■ Excerpt:
◆ ◆ ◆ ◆

Quicksort in F# - syntax question

Question

I have a simple f# quick sort function defined as:

let rec qsort(xs:List<int>) =

let smaller = xs |> List.filter(fun e -> e < xs.Head)
let larger = xs |> List.filter(fun e -> e > xs.Head)
match xs with
| [] -> []
| _ -> qsort(smaller)@[xs.Head]@qsort(larger)

Is there a way in f# to write it more like Haskell:

qsort       :: [Int] -> [Int]
qsort []     = []
qsort (x:xs) =
qsort smaller ++ [x] ++ qsort larger
where
  smaller = [a | a <- xs, a <= x]
  larger  = [b | b <- xs, b >= x]

I know the f# algorithm is missing a <= and >=. The question is more about syntax/readibility.

Thanks.

Answer 1

You want your second match clause to be x :: xs, and to use the @ (append) operator where your Haskell example uses ++:

let rec qsort(xs : List<int>) =
  match xs with
  | [] -> []
  | x :: xs ->
      let smaller = qsort (xs |> List.filter(fun e -> e <= x))
      let larger = qsort (xs |> List.filter(fun e -> e >= x))
      smaller @ [x] @ larger

It's not quite the same as the Haskell definition by cases syntax, but hopefully similar enough for you!

◆ ◆ ◆ ◆

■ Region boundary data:
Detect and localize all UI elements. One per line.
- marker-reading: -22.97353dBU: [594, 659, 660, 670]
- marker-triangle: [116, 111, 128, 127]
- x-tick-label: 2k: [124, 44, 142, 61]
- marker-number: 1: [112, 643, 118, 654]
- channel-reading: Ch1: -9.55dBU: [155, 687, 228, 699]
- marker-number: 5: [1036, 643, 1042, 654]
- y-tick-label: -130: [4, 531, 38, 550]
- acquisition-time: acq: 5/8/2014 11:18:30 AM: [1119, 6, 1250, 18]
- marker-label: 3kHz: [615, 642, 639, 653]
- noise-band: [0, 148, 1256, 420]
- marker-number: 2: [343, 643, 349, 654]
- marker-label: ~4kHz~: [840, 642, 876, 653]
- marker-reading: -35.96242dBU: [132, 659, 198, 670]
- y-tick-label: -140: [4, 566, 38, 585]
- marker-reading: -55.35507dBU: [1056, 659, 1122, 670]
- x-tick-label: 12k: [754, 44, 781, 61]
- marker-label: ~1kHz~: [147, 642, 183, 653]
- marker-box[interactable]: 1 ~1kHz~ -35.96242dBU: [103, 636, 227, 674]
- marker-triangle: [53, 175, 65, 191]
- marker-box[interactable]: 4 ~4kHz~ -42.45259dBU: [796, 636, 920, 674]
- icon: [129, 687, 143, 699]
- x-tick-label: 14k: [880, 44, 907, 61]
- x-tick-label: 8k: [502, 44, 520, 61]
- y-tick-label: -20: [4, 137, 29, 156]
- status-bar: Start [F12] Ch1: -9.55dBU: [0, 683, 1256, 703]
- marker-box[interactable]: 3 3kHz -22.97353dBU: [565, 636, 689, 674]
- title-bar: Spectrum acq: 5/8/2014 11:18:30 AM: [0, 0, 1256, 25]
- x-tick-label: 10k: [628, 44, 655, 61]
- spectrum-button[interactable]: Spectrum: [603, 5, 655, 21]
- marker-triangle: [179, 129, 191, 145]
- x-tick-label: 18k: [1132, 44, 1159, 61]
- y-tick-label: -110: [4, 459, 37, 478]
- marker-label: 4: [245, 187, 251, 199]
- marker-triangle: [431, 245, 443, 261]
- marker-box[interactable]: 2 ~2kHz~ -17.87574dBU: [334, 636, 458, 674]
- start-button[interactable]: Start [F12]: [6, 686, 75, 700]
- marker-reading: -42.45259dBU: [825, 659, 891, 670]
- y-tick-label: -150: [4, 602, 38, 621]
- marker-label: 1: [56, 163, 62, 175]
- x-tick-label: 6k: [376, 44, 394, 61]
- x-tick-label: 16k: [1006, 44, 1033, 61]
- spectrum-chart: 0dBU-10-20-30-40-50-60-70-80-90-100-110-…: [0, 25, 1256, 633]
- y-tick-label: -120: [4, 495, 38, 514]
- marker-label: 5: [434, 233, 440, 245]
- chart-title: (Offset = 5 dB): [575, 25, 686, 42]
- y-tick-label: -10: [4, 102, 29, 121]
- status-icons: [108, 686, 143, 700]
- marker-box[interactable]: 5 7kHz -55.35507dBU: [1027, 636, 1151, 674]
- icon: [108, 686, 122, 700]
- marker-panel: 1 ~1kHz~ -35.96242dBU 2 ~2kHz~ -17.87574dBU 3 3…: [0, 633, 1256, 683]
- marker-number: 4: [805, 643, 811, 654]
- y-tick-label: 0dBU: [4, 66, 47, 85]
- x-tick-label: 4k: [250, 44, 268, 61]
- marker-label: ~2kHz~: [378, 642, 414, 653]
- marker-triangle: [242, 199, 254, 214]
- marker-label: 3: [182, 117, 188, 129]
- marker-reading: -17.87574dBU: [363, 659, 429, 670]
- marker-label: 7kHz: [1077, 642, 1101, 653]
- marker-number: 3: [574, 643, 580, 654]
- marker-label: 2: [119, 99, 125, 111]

◆ ◆ ◆ ◆

■ Problem to solve: Write the next part of the F# quicksort thread, picking up right after its last sentence.

■ Reply to the exercise:
Answer 2

haskell 'where' syntax, which lets you use the name of a function before its definition, kind of maps to f# 'let rec ... and'

let qsort xs =
    let rec sort xs = 
        match ls with
        |[] -> ....
        |h::t -> (smaller t) @ h @ (larger t)

    and smaller ls =    //the 'and' lets you define the 
                        //  function after where it is used, 
                        //  like with 'where' in haskell
         ... define smaller in terms of sort
    and larger ls =
         ... same

    sort xs

Answer 3

This is the most 'Haskellian' way I can think of, the only thing missing is being able to declare smaller/larger as a 'where' clause:

let rec qsort:int list -> int list = function
    | [] -> []
    | x::xs -> let smaller = [for a in xs do if a<=x then yield a]
               let larger =  [for b in xs do if b>x then yield b]
               qsort smaller @ [x] @ qsort larger

I know it's not part of your question, but I'd use List.partition to split the list in smaller/larger in a single pass:

let rec qsort = function
    | [] -> []
    | x::xs -> let smaller,larger = List.partition (fun y -> y<=x) xs
               qsort smaller @ [x] @ qsort larger

Answer 4

This seems to be as concise as it can get (combining the ideas from other answers, and using currying for operators):

let rec qsort = function
| [] -> []
| (x:int) :: xs ->
    let smaller = List.filter ((<=) x) xs
    let larger  = List.filter ((>=) x) xs
    qsort smaller @ [x] @ qsort larger

Answer 5

...Or you could make a tail recursive qsort by using CPS:

let qSort lst = 
   let rec qs l cont = 
       match l with
       | []      -> cont []
       | (x::xs) -> qs (List.filter (fun e -> e <= x) xs) (fun smaller ->
                    qs (List.filter (fun e -> e >  x) xs) (fun larger  ->
                        smaller @ (x :: larger) |> cont))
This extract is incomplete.